# WHAT YOU NEED TO DO
Below you will find a set of lines. Repeat them all exactly.

* * * * * * *

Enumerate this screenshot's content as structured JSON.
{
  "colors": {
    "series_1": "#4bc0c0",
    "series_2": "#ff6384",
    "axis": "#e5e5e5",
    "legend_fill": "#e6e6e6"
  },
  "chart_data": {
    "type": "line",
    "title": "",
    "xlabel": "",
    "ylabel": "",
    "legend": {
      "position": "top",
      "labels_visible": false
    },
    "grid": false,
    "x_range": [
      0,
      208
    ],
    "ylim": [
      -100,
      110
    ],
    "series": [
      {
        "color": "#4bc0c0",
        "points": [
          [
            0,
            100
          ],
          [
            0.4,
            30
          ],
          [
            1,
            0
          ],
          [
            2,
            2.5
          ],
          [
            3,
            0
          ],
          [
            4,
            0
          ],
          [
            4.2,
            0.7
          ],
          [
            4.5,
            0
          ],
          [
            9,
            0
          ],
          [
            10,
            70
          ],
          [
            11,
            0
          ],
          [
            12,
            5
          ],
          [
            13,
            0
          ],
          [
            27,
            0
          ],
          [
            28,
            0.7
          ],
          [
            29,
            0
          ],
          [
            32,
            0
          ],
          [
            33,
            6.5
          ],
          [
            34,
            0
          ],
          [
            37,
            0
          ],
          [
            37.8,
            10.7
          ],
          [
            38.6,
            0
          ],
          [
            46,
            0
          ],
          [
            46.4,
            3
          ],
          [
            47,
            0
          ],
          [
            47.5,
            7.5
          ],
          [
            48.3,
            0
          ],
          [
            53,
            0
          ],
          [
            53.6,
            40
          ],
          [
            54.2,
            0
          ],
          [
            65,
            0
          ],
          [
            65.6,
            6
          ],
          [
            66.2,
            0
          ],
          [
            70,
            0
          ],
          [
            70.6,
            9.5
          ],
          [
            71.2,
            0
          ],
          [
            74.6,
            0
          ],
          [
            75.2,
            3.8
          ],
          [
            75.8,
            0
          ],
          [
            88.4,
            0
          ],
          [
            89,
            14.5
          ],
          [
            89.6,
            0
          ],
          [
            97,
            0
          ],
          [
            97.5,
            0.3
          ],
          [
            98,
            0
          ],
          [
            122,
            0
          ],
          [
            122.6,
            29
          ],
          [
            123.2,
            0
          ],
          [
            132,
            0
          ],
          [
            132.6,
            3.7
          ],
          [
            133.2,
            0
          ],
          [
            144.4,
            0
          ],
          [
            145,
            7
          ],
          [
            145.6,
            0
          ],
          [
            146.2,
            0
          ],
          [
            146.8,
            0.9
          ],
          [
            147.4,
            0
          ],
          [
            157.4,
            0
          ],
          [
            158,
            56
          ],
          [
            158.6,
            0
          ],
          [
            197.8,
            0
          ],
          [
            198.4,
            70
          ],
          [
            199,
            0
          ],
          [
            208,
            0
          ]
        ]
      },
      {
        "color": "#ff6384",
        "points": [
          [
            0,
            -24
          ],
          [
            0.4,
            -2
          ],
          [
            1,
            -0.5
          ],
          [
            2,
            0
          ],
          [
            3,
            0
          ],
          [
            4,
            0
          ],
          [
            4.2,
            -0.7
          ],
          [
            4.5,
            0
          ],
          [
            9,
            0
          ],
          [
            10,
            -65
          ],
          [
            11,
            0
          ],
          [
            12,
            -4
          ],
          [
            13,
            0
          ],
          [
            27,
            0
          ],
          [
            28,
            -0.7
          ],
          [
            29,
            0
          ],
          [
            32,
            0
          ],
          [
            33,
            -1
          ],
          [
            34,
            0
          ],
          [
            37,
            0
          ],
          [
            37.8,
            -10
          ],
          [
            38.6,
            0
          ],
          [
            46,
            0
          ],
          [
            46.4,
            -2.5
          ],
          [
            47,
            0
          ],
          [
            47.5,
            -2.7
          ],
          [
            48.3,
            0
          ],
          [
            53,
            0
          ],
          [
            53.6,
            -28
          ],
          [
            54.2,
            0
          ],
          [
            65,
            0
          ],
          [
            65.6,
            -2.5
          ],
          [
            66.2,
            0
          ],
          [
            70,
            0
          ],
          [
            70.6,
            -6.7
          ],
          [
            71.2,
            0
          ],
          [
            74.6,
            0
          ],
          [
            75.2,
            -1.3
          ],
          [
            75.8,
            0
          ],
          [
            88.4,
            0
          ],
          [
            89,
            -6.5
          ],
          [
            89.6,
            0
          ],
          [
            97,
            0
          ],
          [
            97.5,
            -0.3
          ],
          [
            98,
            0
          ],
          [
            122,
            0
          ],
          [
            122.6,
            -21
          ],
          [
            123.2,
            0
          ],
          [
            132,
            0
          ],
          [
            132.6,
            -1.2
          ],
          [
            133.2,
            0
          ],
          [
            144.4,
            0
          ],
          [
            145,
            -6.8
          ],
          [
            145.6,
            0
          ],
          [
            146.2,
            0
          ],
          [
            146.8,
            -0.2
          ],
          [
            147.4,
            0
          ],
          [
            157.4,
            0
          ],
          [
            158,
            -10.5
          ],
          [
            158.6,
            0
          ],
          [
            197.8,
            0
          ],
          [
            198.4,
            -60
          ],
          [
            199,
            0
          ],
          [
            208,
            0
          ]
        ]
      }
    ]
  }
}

* * * * * * *

# RESULT
Enumerate this screenshot's content as structured JSON.
{
  "colors": {
    "series_1": "#4bc0c0",
    "series_2": "#ff6384",
    "axis": "#e5e5e5",
    "legend_fill": "#e6e6e6"
  },
  "chart_data": {
    "type": "line",
    "title": "",
    "xlabel": "",
    "ylabel": "",
    "legend": {
      "position": "top",
      "labels_visible": false
    },
    "grid": false,
    "x_range": [
      0,
      208
    ],
    "ylim": [
      -100,
      110
    ],
    "series": [
      {
        "color": "#4bc0c0",
        "points": [
          [
            0,
            100
          ],
          [
            0.4,
            30
          ],
          [
            1,
            0
          ],
          [
            2,
            2.5
          ],
          [
            3,
            0
          ],
          [
            4,
            0
          ],
          [
            4.2,
            0.7
          ],
          [
            4.5,
            0
          ],
          [
            9,
            0
          ],
          [
            10,
            70
          ],
          [
            11,
            0
          ],
          [
            12,
            5
          ],
          [
            13,
            0
          ],
          [
            27,
            0
          ],
          [
            28,
            0.7
          ],
          [
            29,
            0
          ],
          [
            32,
            0
          ],
          [
            33,
            6.5
          ],
          [
            34,
            0
          ],
          [
            37,
            0
          ],
          [
            37.8,
            10.7
          ],
          [
            38.6,
            0
          ],
          [
            46,
            0
          ],
          [
            46.4,
            3
          ],
          [
            47,
            0
          ],
          [
            47.5,
            7.5
          ],
          [
            48.3,
            0
          ],
          [
            53,
            0
          ],
          [
            53.6,
            40
          ],
          [
            54.2,
            0
          ],
          [
            65,
            0
          ],
          [
            65.6,
            6
          ],
          [
            66.2,
            0
          ],
          [
            70,
            0
          ],
          [
            70.6,
            9.5
          ],
          [
            71.2,
            0
          ],
          [
            74.6,
            0
          ],
          [
            75.2,
            3.8
          ],
          [
            75.8,
            0
          ],
          [
            88.4,
            0
          ],
          [
            89,
            14.5
          ],
          [
            89.6,
            0
          ],
          [
            97,
            0
          ],
          [
            97.5,
            0.3
          ],
          [
            98,
            0
          ],
          [
            122,
            0
          ],
          [
            122.6,
            29
          ],
          [
            123.2,
            0
          ],
          [
            132,
            0
          ],
          [
            132.6,
            3.7
          ],
          [
            133.2,
            0
          ],
          [
            144.4,
            0
          ],
          [
            145,
            7
          ],
          [
            145.6,
            0
          ],
          [
            146.2,
            0
          ],
          [
            146.8,
            0.9
          ],
          [
            147.4,
            0
          ],
          [
            157.4,
            0
          ],
          [
            158,
            56
          ],
          [
            158.6,
            0
          ],
          [
            197.8,
            0
          ],
          [
            198.4,
            70
          ],
          [
            199,
            0
          ],
          [
            208,
            0
          ]
        ]
      },
      {
        "color": "#ff6384",
        "points": [
          [
            0,
            -24
          ],
          [
            0.4,
            -2
          ],
          [
            1,
            -0.5
          ],
          [
            2,
            0
          ],
          [
            3,
            0
          ],
          [
            4,
            0
          ],
          [
            4.2,
            -0.7
          ],
          [
            4.5,
            0
          ],
          [
            9,
            0
          ],
          [
            10,
            -65
          ],
          [
            11,
            0
          ],
          [
            12,
            -4
          ],
          [
            13,
            0
          ],
          [
            27,
            0
          ],
          [
            28,
            -0.7
          ],
          [
            29,
            0
          ],
          [
            32,
            0
          ],
          [
            33,
            -1
          ],
          [
            34,
            0
          ],
          [
            37,
            0
          ],
          [
            37.8,
            -10
          ],
          [
            38.6,
            0
          ],
          [
            46,
            0
          ],
          [
            46.4,
            -2.5
          ],
          [
            47,
            0
          ],
          [
            47.5,
            -2.7
          ],
          [
            48.3,
            0
          ],
          [
            53,
            0
          ],
          [
            53.6,
            -28
          ],
          [
            54.2,
            0
          ],
          [
            65,
            0
          ],
          [
            65.6,
            -2.5
          ],
          [
            66.2,
            0
          ],
          [
            70,
            0
          ],
          [
            70.6,
            -6.7
          ],
          [
            71.2,
            0
          ],
          [
            74.6,
            0
          ],
          [
            75.2,
            -1.3
          ],
          [
            75.8,
            0
          ],
          [
            88.4,
            0
          ],
          [
            89,
            -6.5
          ],
          [
            89.6,
            0
          ],
          [
            97,
            0
          ],
          [
            97.5,
            -0.3
          ],
          [
            98,
            0
          ],
          [
            122,
            0
          ],
          [
            122.6,
            -21
          ],
          [
            123.2,
            0
          ],
          [
            132,
            0
          ],
          [
            132.6,
            -1.2
          ],
          [
            133.2,
            0
          ],
          [
            144.4,
            0
          ],
          [
            145,
            -6.8
          ],
          [
            145.6,
            0
          ],
          [
            146.2,
            0
          ],
          [
            146.8,
            -0.2
          ],
          [
            147.4,
            0
          ],
          [
            157.4,
            0
          ],
          [
            158,
            -10.5
          ],
          [
            158.6,
            0
          ],
          [
            197.8,
            0
          ],
          [
            198.4,
            -60
          ],
          [
            199,
            0
          ],
          [
            208,
            0
          ]
        ]
      }
    ]
  }
}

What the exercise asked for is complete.